** begin Dataset records **
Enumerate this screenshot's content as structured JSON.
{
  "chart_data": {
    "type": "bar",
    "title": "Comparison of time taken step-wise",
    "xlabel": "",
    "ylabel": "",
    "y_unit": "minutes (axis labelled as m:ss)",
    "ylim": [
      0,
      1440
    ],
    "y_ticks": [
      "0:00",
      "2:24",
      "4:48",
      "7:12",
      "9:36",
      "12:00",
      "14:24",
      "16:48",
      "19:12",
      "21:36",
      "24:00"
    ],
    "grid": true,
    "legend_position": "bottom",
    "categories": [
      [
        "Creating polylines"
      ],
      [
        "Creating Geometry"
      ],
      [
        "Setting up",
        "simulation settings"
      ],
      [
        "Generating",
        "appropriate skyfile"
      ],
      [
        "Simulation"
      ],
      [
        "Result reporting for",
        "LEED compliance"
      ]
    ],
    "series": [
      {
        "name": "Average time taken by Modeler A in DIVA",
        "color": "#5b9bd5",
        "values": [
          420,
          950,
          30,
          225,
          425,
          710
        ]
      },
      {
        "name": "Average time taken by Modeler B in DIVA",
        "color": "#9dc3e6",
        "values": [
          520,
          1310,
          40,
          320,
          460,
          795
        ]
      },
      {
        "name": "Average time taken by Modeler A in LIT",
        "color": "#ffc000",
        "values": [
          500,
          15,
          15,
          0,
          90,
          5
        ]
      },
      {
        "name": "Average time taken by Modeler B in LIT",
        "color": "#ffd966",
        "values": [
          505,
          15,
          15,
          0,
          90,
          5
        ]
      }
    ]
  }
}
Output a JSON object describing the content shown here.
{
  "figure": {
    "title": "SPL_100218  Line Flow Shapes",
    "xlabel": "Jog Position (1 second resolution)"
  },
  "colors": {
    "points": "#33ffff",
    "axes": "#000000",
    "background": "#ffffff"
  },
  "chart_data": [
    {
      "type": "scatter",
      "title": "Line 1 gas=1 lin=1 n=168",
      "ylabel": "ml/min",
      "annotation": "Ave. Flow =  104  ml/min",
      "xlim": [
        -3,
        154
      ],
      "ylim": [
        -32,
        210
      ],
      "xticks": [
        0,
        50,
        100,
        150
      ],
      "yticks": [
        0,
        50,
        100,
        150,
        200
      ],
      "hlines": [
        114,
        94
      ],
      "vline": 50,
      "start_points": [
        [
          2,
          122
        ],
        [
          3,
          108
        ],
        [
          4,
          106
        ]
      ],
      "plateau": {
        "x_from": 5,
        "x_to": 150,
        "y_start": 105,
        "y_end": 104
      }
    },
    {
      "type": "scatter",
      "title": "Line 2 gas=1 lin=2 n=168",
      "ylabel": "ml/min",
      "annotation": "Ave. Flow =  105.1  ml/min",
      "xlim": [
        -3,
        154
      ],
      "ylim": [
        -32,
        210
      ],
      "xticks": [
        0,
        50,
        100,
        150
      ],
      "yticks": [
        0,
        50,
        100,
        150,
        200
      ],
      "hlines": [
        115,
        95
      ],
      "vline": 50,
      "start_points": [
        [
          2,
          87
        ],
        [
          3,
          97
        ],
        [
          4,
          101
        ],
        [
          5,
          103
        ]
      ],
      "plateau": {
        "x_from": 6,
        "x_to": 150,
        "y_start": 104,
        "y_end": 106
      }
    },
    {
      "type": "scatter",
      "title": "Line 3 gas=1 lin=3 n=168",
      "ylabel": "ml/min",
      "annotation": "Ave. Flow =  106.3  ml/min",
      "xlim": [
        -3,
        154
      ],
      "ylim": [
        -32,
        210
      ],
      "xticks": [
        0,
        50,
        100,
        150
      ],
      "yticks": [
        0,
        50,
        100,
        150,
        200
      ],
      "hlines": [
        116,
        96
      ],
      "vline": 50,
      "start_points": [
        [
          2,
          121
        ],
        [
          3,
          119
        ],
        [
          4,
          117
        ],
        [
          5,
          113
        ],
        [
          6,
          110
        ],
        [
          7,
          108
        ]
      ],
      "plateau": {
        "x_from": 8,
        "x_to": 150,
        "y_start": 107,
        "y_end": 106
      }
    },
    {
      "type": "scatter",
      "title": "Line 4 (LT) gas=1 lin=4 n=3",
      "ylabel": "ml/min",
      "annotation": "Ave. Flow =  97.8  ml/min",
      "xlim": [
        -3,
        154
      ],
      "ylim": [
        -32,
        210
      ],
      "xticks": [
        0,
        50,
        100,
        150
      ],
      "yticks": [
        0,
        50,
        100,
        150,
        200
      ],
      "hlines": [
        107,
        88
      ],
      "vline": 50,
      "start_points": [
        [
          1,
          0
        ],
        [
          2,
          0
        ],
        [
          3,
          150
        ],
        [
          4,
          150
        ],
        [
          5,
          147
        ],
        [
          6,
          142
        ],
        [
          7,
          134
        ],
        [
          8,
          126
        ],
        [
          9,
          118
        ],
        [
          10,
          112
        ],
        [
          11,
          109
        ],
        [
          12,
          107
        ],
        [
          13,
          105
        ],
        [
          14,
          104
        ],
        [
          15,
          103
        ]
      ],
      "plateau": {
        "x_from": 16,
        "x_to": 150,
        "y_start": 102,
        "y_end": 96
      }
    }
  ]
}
** end Dataset records **
** begin Dataset records **
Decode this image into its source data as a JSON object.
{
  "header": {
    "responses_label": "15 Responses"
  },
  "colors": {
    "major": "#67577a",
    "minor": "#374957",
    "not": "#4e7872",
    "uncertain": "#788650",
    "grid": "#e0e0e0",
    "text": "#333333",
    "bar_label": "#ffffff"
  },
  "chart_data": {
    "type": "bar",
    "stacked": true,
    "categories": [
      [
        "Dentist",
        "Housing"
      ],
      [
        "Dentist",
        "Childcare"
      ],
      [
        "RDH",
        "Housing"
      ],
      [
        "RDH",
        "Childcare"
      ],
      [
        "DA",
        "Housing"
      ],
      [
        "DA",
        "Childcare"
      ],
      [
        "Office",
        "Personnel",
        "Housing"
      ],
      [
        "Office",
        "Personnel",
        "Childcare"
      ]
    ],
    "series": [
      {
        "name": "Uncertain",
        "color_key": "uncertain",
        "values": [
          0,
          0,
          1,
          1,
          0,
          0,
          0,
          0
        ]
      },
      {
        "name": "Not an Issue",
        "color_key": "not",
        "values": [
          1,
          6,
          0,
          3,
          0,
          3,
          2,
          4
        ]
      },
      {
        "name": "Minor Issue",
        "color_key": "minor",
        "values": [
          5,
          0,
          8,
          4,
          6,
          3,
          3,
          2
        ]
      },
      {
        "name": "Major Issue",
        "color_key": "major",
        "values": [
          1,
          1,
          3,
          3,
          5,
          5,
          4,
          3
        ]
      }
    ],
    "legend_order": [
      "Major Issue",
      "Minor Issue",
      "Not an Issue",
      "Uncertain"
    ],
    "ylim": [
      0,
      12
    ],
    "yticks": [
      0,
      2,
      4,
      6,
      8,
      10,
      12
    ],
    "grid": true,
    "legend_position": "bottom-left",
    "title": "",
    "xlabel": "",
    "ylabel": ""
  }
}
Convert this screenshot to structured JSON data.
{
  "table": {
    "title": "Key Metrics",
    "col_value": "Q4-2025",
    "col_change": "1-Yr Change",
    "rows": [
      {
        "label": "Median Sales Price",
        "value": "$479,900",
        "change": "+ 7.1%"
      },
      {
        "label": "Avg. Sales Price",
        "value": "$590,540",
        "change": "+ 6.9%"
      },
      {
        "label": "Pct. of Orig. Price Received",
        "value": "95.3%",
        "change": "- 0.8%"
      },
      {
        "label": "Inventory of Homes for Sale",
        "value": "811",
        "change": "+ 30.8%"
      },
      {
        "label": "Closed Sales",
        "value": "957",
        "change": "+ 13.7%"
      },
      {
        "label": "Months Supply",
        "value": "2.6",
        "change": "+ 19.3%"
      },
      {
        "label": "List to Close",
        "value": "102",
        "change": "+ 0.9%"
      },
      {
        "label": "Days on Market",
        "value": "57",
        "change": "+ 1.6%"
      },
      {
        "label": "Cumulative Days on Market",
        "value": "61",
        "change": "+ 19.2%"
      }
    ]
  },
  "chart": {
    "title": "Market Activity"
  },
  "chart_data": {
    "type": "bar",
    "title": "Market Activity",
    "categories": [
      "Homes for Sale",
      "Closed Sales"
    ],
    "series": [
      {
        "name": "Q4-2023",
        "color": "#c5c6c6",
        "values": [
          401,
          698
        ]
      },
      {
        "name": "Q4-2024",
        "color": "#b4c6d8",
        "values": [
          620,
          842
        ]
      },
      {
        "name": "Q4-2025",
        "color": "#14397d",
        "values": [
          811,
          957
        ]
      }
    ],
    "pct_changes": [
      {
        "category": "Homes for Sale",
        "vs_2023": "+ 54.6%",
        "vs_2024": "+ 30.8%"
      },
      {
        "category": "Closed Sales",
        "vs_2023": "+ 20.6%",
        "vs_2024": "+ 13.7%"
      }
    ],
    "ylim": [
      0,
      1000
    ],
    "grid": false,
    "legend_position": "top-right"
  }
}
** end Dataset records **
**Directions:** Using the listing, copy every line where the word "Creating" shows up.

**Answer to this task:**
        "Creating polylines"
        "Creating Geometry"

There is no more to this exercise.